— Start Material for the task —

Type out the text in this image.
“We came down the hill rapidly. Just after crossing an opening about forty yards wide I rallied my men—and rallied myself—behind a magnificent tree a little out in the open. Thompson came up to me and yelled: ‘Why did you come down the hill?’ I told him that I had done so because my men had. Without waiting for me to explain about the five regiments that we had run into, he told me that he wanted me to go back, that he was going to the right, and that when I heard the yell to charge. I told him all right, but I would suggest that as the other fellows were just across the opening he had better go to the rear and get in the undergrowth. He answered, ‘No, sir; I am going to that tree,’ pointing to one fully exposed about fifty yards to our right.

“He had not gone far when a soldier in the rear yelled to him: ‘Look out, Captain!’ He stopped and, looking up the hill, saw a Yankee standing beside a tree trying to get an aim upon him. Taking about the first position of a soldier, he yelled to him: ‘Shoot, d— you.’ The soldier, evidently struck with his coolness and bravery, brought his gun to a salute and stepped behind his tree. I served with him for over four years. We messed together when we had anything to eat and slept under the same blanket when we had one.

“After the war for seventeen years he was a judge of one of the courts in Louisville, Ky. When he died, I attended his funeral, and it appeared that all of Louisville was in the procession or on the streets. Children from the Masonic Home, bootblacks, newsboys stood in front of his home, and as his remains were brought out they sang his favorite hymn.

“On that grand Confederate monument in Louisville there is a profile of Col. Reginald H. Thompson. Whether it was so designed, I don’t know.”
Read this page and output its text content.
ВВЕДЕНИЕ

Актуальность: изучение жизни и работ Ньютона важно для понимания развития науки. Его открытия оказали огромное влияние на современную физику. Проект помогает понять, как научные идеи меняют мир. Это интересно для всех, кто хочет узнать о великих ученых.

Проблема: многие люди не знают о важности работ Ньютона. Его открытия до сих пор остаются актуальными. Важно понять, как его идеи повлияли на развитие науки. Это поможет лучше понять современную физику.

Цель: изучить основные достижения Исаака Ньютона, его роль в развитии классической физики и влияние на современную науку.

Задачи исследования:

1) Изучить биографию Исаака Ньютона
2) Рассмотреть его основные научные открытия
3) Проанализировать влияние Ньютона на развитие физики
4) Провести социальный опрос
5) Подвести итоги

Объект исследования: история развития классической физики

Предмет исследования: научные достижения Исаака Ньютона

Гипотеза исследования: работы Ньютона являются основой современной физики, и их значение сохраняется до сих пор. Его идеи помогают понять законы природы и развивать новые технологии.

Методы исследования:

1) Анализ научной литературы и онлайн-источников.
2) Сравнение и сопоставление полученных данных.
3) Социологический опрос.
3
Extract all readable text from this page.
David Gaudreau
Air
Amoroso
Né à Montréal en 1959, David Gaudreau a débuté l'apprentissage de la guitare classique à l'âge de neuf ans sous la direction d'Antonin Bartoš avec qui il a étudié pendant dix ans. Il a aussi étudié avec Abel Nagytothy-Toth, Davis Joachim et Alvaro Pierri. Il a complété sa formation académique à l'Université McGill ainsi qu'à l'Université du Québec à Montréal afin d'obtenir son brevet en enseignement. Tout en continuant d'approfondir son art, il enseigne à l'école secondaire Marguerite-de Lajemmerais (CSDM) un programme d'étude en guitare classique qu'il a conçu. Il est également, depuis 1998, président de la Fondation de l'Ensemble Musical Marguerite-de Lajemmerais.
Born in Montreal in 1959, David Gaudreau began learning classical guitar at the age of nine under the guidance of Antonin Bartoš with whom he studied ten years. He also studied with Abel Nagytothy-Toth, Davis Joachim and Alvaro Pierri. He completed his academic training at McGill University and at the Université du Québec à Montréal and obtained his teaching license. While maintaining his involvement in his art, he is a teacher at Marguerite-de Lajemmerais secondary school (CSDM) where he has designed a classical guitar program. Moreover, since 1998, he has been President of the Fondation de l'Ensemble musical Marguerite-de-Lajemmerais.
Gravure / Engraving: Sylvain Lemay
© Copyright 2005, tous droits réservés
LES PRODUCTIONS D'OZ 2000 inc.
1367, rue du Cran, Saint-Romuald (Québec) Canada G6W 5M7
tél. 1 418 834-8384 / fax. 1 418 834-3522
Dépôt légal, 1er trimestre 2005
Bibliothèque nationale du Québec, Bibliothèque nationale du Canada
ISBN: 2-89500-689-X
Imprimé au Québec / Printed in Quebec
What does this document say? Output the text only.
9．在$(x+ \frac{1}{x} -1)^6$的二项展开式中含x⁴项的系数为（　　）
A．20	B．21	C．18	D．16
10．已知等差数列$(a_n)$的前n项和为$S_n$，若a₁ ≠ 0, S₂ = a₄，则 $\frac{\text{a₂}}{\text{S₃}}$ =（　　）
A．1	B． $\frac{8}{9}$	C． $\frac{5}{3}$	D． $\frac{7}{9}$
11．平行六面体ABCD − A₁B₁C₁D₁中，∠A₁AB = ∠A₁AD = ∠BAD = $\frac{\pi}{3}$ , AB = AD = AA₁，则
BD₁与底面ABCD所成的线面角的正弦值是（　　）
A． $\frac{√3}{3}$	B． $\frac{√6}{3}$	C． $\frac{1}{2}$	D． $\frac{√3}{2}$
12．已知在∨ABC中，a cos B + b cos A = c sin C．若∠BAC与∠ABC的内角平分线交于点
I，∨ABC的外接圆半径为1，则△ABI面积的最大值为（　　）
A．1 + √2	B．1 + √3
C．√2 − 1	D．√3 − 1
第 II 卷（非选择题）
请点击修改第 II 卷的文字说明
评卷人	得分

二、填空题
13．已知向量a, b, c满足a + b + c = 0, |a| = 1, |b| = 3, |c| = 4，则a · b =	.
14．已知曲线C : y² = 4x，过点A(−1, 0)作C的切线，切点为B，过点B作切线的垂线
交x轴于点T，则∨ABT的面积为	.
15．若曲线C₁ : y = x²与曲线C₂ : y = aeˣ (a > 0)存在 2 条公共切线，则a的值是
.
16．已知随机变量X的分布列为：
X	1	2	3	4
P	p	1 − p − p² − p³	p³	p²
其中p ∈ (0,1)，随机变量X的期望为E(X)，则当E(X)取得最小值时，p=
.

— End Material for the task —

What is being asked -
Scan the listing above for the word "page" and copy every line that holds it.

Written answer -
Read this page and output its text content.
Extract all readable text from this page.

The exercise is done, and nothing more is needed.